--- begin DATA FOR PROCESSING ---
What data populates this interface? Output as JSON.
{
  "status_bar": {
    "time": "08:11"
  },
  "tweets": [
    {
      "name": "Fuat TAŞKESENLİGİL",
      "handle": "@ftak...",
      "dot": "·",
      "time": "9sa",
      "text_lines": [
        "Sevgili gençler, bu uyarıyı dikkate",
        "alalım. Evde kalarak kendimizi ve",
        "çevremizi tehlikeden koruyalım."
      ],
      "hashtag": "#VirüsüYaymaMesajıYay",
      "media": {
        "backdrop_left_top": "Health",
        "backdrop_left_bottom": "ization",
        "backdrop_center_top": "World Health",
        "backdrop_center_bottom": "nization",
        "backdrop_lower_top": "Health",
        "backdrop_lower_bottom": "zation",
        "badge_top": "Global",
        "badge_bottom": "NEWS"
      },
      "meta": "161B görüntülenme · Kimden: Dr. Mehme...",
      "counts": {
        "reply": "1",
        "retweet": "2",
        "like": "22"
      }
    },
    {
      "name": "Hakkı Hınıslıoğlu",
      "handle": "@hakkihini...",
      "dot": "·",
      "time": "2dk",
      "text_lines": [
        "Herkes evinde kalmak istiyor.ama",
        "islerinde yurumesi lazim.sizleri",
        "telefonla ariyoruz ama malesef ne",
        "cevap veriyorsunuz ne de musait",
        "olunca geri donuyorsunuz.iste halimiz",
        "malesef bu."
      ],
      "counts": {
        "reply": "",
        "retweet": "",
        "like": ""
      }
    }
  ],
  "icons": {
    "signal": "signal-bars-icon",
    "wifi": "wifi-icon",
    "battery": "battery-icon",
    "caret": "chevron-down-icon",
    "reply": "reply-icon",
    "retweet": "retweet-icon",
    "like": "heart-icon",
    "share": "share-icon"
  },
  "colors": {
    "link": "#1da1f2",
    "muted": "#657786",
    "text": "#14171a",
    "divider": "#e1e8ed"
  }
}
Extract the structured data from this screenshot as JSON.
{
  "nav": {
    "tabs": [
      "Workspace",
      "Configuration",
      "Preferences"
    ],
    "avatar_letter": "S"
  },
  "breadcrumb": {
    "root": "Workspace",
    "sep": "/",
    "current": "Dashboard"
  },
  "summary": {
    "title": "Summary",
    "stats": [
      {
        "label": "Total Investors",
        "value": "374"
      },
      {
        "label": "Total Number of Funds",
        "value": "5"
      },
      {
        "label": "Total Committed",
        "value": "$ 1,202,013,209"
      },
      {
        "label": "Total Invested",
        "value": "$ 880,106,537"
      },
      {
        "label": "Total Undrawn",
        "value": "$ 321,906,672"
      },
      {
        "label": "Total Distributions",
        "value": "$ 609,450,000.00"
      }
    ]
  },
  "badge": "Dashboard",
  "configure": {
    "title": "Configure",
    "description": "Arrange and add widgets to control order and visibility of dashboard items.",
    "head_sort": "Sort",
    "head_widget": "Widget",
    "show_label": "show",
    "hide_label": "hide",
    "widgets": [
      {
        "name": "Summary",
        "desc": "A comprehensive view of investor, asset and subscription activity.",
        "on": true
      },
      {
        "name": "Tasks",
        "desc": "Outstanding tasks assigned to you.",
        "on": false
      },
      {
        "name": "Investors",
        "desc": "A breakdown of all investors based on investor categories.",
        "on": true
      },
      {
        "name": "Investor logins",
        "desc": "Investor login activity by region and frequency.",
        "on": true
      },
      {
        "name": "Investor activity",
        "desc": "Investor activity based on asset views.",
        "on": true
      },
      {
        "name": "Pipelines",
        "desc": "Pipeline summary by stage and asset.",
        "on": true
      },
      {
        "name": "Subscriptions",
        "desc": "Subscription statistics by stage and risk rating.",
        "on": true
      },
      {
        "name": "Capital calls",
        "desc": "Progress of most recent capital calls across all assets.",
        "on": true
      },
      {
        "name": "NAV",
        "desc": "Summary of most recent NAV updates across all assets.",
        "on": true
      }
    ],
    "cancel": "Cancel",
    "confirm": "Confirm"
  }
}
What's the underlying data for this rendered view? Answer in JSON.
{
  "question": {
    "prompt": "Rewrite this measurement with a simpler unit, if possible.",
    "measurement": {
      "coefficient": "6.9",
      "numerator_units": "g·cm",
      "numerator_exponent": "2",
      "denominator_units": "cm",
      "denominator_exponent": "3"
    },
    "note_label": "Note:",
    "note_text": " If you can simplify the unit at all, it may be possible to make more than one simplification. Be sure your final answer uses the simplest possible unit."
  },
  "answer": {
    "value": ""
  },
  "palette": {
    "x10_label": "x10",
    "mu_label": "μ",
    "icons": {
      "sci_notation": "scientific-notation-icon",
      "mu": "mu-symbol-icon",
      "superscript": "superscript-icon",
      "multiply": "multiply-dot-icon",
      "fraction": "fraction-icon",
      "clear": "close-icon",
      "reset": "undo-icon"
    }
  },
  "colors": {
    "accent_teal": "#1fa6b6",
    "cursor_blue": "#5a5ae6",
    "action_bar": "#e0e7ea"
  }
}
--- end DATA FOR PROCESSING ---
_PROBLEM_: Quote each line of the listing above exactly.

_TASK SOLUTION_:
What data populates this interface? Output as JSON.
{
  "status_bar": {
    "time": "08:11"
  },
  "tweets": [
    {
      "name": "Fuat TAŞKESENLİGİL",
      "handle": "@ftak...",
      "dot": "·",
      "time": "9sa",
      "text_lines": [
        "Sevgili gençler, bu uyarıyı dikkate",
        "alalım. Evde kalarak kendimizi ve",
        "çevremizi tehlikeden koruyalım."
      ],
      "hashtag": "#VirüsüYaymaMesajıYay",
      "media": {
        "backdrop_left_top": "Health",
        "backdrop_left_bottom": "ization",
        "backdrop_center_top": "World Health",
        "backdrop_center_bottom": "nization",
        "backdrop_lower_top": "Health",
        "backdrop_lower_bottom": "zation",
        "badge_top": "Global",
        "badge_bottom": "NEWS"
      },
      "meta": "161B görüntülenme · Kimden: Dr. Mehme...",
      "counts": {
        "reply": "1",
        "retweet": "2",
        "like": "22"
      }
    },
    {
      "name": "Hakkı Hınıslıoğlu",
      "handle": "@hakkihini...",
      "dot": "·",
      "time": "2dk",
      "text_lines": [
        "Herkes evinde kalmak istiyor.ama",
        "islerinde yurumesi lazim.sizleri",
        "telefonla ariyoruz ama malesef ne",
        "cevap veriyorsunuz ne de musait",
        "olunca geri donuyorsunuz.iste halimiz",
        "malesef bu."
      ],
      "counts": {
        "reply": "",
        "retweet": "",
        "like": ""
      }
    }
  ],
  "icons": {
    "signal": "signal-bars-icon",
    "wifi": "wifi-icon",
    "battery": "battery-icon",
    "caret": "chevron-down-icon",
    "reply": "reply-icon",
    "retweet": "retweet-icon",
    "like": "heart-icon",
    "share": "share-icon"
  },
  "colors": {
    "link": "#1da1f2",
    "muted": "#657786",
    "text": "#14171a",
    "divider": "#e1e8ed"
  }
}
Extract the structured data from this screenshot as JSON.
{
  "nav": {
    "tabs": [
      "Workspace",
      "Configuration",
      "Preferences"
    ],
    "avatar_letter": "S"
  },
  "breadcrumb": {
    "root": "Workspace",
    "sep": "/",
    "current": "Dashboard"
  },
  "summary": {
    "title": "Summary",
    "stats": [
      {
        "label": "Total Investors",
        "value": "374"
      },
      {
        "label": "Total Number of Funds",
        "value": "5"
      },
      {
        "label": "Total Committed",
        "value": "$ 1,202,013,209"
      },
      {
        "label": "Total Invested",
        "value": "$ 880,106,537"
      },
      {
        "label": "Total Undrawn",
        "value": "$ 321,906,672"
      },
      {
        "label": "Total Distributions",
        "value": "$ 609,450,000.00"
      }
    ]
  },
  "badge": "Dashboard",
  "configure": {
    "title": "Configure",
    "description": "Arrange and add widgets to control order and visibility of dashboard items.",
    "head_sort": "Sort",
    "head_widget": "Widget",
    "show_label": "show",
    "hide_label": "hide",
    "widgets": [
      {
        "name": "Summary",
        "desc": "A comprehensive view of investor, asset and subscription activity.",
        "on": true
      },
      {
        "name": "Tasks",
        "desc": "Outstanding tasks assigned to you.",
        "on": false
      },
      {
        "name": "Investors",
        "desc": "A breakdown of all investors based on investor categories.",
        "on": true
      },
      {
        "name": "Investor logins",
        "desc": "Investor login activity by region and frequency.",
        "on": true
      },
      {
        "name": "Investor activity",
        "desc": "Investor activity based on asset views.",
        "on": true
      },
      {
        "name": "Pipelines",
        "desc": "Pipeline summary by stage and asset.",
        "on": true
      },
      {
        "name": "Subscriptions",
        "desc": "Subscription statistics by stage and risk rating.",
        "on": true
      },
      {
        "name": "Capital calls",
        "desc": "Progress of most recent capital calls across all assets.",
        "on": true
      },
      {
        "name": "NAV",
        "desc": "Summary of most recent NAV updates across all assets.",
        "on": true
      }
    ],
    "cancel": "Cancel",
    "confirm": "Confirm"
  }
}
What's the underlying data for this rendered view? Answer in JSON.
{
  "question": {
    "prompt": "Rewrite this measurement with a simpler unit, if possible.",
    "measurement": {
      "coefficient": "6.9",
      "numerator_units": "g·cm",
      "numerator_exponent": "2",
      "denominator_units": "cm",
      "denominator_exponent": "3"
    },
    "note_label": "Note:",
    "note_text": " If you can simplify the unit at all, it may be possible to make more than one simplification. Be sure your final answer uses the simplest possible unit."
  },
  "answer": {
    "value": ""
  },
  "palette": {
    "x10_label": "x10",
    "mu_label": "μ",
    "icons": {
      "sci_notation": "scientific-notation-icon",
      "mu": "mu-symbol-icon",
      "superscript": "superscript-icon",
      "multiply": "multiply-dot-icon",
      "fraction": "fraction-icon",
      "clear": "close-icon",
      "reset": "undo-icon"
    }
  },
  "colors": {
    "accent_teal": "#1fa6b6",
    "cursor_blue": "#5a5ae6",
    "action_bar": "#e0e7ea"
  }
}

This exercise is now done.